### Short exercise:
Render the material again word for word, skipping the pictures in it.

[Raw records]
# # #
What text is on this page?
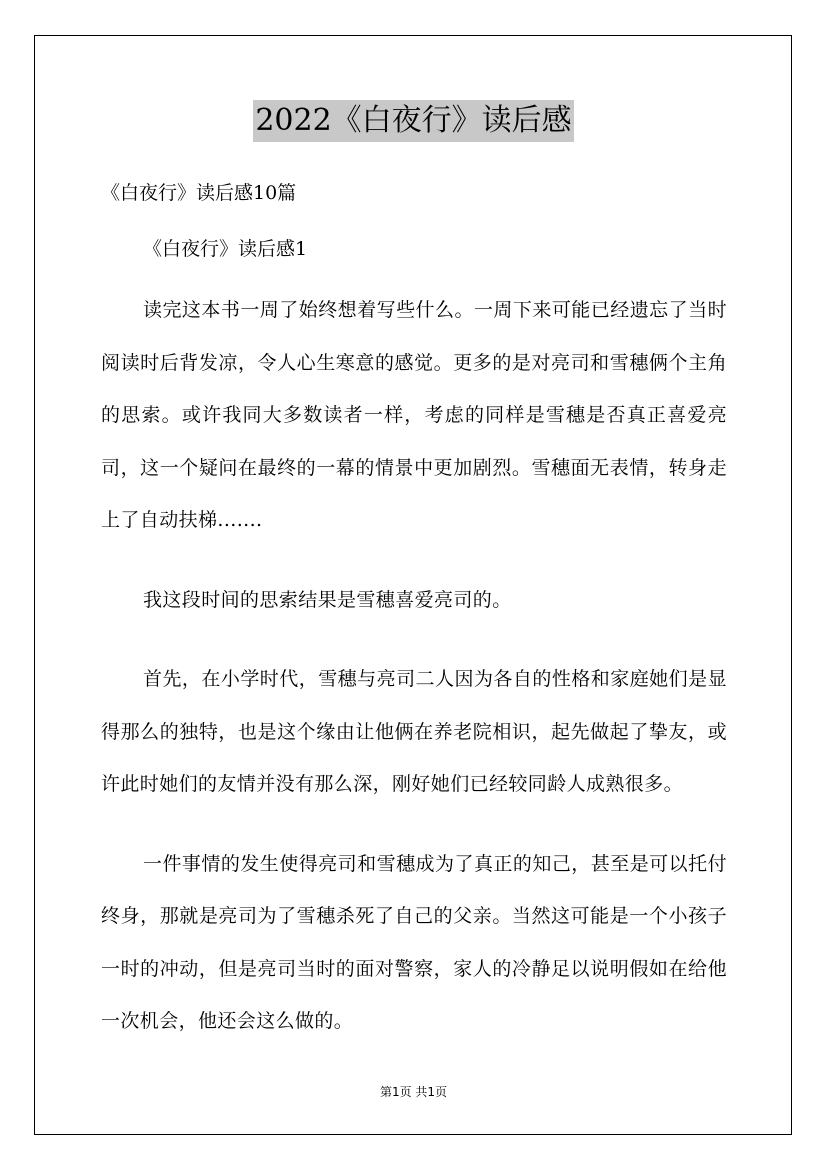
2022《白夜行》读后感
《白夜行》读后感10篇
《白夜行》读后感1

读完这本书一周了始终想着写些什么。一周下来可能已经遗忘了当时阅读时后背发凉，令人心生寒意的感觉。更多的是对亮司和雪穗俩个主角的思索。或许我同大多数读者一样，考虑的同样是雪穗是否真正喜爱亮司，这一个疑问在最终的一幕的情景中更加剧烈。雪穗面无表情，转身走上了自动扶梯.......

我这段时间的思索结果是雪穗喜爱亮司的。

首先，在小学时代，雪穗与亮司二人因为各自的性格和家庭她们是显得那么的独特，也是这个缘由让他俩在养老院相识，起先做起了挚友，或许此时她们的友情并没有那么深，刚好她们已经较同龄人成熟很多。

一件事情的发生使得亮司和雪穗成为了真正的知己，甚至是可以托付终身，那就是亮司为了雪穗杀死了自己的父亲。当然这可能是一个小孩子一时的冲动，但是亮司当时的面对警察，家人的冷静足以说明假如在给他一次机会，他还会这么做的。

第1页 共1页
# # #
### Task answer:
What text is on this page?
2022《白夜行》读后感
《白夜行》读后感10篇
《白夜行》读后感1

读完这本书一周了始终想着写些什么。一周下来可能已经遗忘了当时阅读时后背发凉，令人心生寒意的感觉。更多的是对亮司和雪穗俩个主角的思索。或许我同大多数读者一样，考虑的同样是雪穗是否真正喜爱亮司，这一个疑问在最终的一幕的情景中更加剧烈。雪穗面无表情，转身走上了自动扶梯.......

我这段时间的思索结果是雪穗喜爱亮司的。

首先，在小学时代，雪穗与亮司二人因为各自的性格和家庭她们是显得那么的独特，也是这个缘由让他俩在养老院相识，起先做起了挚友，或许此时她们的友情并没有那么深，刚好她们已经较同龄人成熟很多。

一件事情的发生使得亮司和雪穗成为了真正的知己，甚至是可以托付终身，那就是亮司为了雪穗杀死了自己的父亲。当然这可能是一个小孩子一时的冲动，但是亮司当时的面对警察，家人的冷静足以说明假如在给他一次机会，他还会这么做的。

第1页 共1页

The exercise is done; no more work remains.